What the task requires: Without the pictures, output the records below word for word.

Extracted material:
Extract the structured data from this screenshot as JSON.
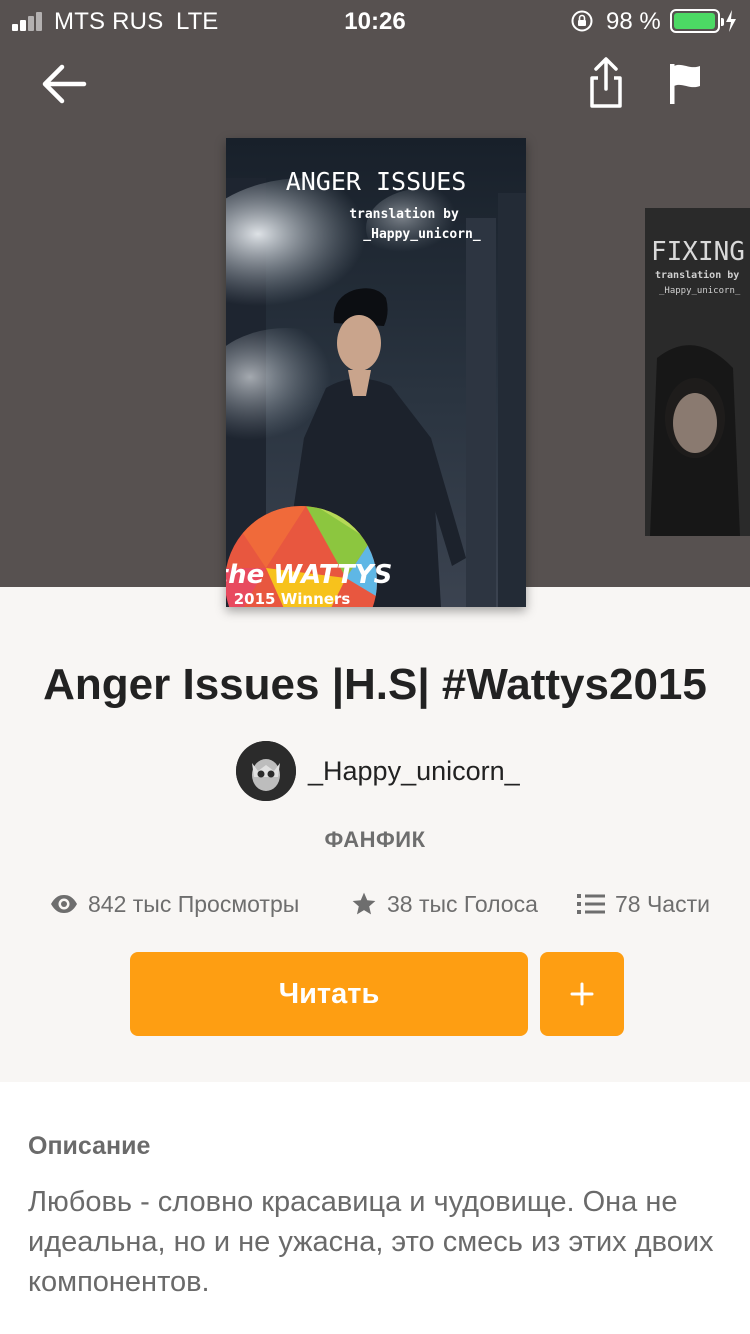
{
  "status_bar": {
    "carrier": "MTS RUS",
    "network": "LTE",
    "time": "10:26",
    "battery_percent": "98 %",
    "battery_level": 0.98,
    "colors": {
      "battery_fill": "#4cd964"
    }
  },
  "toolbar": {
    "back_icon": "arrow-left-icon",
    "share_icon": "share-icon",
    "report_icon": "flag-icon"
  },
  "covers": {
    "main": {
      "title": "ANGER ISSUES",
      "subtitle_line1": "translation by",
      "subtitle_line2": "_Happy_unicorn_",
      "badge_brand": "the WATTYS",
      "badge_caption": "2015 Winners"
    },
    "next": {
      "title": "FIXING S",
      "subtitle_line1": "translation by",
      "subtitle_line2": "_Happy_unicorn_"
    }
  },
  "story": {
    "title": "Anger Issues |H.S| #Wattys2015",
    "author": "_Happy_unicorn_",
    "category": "ФАНФИК"
  },
  "stats": {
    "views": "842 тыс Просмотры",
    "votes": "38 тыс Голоса",
    "parts": "78 Части"
  },
  "actions": {
    "read_label": "Читать",
    "add_icon": "plus-icon"
  },
  "description": {
    "heading": "Описание",
    "text": "Любовь - словно красавица и чудовище. Она не идеальна, но и не ужасна, это смесь из этих двоих компонентов."
  },
  "colors": {
    "hero_background": "#575150",
    "accent": "#fe9e12",
    "page_background": "#f8f6f4"
  }
}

Exercise answer:
Extract the structured data from this screenshot as JSON.
{
  "status_bar": {
    "carrier": "MTS RUS",
    "network": "LTE",
    "time": "10:26",
    "battery_percent": "98 %",
    "battery_level": 0.98,
    "colors": {
      "battery_fill": "#4cd964"
    }
  },
  "toolbar": {
    "back_icon": "arrow-left-icon",
    "share_icon": "share-icon",
    "report_icon": "flag-icon"
  },
  "covers": {
    "main": {
      "title": "ANGER ISSUES",
      "subtitle_line1": "translation by",
      "subtitle_line2": "_Happy_unicorn_",
      "badge_brand": "the WATTYS",
      "badge_caption": "2015 Winners"
    },
    "next": {
      "title": "FIXING S",
      "subtitle_line1": "translation by",
      "subtitle_line2": "_Happy_unicorn_"
    }
  },
  "story": {
    "title": "Anger Issues |H.S| #Wattys2015",
    "author": "_Happy_unicorn_",
    "category": "ФАНФИК"
  },
  "stats": {
    "views": "842 тыс Просмотры",
    "votes": "38 тыс Голоса",
    "parts": "78 Части"
  },
  "actions": {
    "read_label": "Читать",
    "add_icon": "plus-icon"
  },
  "description": {
    "heading": "Описание",
    "text": "Любовь - словно красавица и чудовище. Она не идеальна, но и не ужасна, это смесь из этих двоих компонентов."
  },
  "colors": {
    "hero_background": "#575150",
    "accent": "#fe9e12",
    "page_background": "#f8f6f4"
  }
}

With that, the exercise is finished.